──────── EXERCISE MATERIALS

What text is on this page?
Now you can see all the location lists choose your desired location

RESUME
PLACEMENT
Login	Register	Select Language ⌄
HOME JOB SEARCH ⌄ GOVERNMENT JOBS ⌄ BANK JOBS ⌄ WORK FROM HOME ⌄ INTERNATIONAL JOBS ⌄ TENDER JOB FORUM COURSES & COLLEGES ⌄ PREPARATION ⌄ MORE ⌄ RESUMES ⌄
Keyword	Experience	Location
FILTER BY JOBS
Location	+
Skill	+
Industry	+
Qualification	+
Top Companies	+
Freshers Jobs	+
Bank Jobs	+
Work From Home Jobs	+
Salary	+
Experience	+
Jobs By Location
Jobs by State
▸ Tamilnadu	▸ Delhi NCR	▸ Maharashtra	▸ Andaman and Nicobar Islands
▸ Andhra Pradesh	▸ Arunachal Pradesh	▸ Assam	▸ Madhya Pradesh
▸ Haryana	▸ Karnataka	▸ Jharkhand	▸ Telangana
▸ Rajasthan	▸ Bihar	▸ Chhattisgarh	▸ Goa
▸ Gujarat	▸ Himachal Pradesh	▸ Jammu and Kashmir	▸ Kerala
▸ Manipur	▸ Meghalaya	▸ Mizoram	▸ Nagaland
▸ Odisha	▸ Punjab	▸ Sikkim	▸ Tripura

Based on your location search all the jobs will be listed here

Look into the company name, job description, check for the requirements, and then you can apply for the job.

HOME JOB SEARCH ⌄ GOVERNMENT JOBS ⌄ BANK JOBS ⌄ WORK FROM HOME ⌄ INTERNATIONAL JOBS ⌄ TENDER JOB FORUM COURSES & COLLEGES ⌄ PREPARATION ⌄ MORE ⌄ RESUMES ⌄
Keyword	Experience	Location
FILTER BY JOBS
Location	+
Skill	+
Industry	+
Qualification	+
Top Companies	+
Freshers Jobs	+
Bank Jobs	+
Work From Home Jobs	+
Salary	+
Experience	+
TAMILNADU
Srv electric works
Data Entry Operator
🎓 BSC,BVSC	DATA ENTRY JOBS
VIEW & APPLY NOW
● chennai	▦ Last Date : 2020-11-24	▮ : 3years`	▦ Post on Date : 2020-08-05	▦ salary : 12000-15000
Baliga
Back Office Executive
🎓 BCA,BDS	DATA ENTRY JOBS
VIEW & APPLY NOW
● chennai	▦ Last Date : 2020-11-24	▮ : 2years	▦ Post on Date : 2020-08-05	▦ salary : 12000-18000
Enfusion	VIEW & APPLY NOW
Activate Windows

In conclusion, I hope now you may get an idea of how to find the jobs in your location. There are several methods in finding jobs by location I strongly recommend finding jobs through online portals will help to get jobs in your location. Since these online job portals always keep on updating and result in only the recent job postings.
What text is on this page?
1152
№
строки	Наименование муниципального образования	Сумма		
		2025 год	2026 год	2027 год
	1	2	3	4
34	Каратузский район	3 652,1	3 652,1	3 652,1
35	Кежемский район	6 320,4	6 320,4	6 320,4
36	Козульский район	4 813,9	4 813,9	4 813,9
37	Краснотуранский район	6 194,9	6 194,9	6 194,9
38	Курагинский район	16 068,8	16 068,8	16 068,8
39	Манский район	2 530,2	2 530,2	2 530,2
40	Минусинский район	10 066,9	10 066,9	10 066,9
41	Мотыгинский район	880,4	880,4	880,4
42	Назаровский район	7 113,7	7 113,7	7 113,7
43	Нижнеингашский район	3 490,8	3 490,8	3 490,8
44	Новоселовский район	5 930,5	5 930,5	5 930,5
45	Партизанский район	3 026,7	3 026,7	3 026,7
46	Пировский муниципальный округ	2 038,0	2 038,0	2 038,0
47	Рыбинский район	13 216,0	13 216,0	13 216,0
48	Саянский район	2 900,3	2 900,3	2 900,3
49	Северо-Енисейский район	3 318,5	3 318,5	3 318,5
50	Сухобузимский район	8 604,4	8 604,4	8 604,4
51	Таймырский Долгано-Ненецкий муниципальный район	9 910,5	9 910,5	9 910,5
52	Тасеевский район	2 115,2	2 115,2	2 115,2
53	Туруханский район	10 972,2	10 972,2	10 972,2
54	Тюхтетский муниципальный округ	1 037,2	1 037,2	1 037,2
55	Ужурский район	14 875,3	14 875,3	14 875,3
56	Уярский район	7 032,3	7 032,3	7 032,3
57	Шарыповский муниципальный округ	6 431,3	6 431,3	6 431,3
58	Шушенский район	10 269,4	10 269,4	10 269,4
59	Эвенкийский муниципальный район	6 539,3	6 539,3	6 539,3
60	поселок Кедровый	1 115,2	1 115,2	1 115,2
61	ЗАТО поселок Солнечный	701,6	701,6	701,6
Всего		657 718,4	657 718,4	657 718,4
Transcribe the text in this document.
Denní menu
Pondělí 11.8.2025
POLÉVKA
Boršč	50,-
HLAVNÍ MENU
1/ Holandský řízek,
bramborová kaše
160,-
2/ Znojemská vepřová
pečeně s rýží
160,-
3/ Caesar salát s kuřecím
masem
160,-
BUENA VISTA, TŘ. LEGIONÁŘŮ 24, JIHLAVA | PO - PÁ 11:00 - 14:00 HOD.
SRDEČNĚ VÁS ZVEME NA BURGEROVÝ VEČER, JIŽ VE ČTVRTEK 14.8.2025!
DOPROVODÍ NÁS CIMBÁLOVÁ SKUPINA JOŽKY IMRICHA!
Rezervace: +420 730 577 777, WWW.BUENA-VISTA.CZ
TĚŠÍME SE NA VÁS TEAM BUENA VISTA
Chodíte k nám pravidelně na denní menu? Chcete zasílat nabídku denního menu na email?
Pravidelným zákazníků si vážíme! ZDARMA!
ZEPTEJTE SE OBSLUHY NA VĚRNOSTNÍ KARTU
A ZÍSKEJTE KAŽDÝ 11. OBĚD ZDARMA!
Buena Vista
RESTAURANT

────────────────

Count every line above that holds the string "ZDARMA" and give the total, nothing more.

2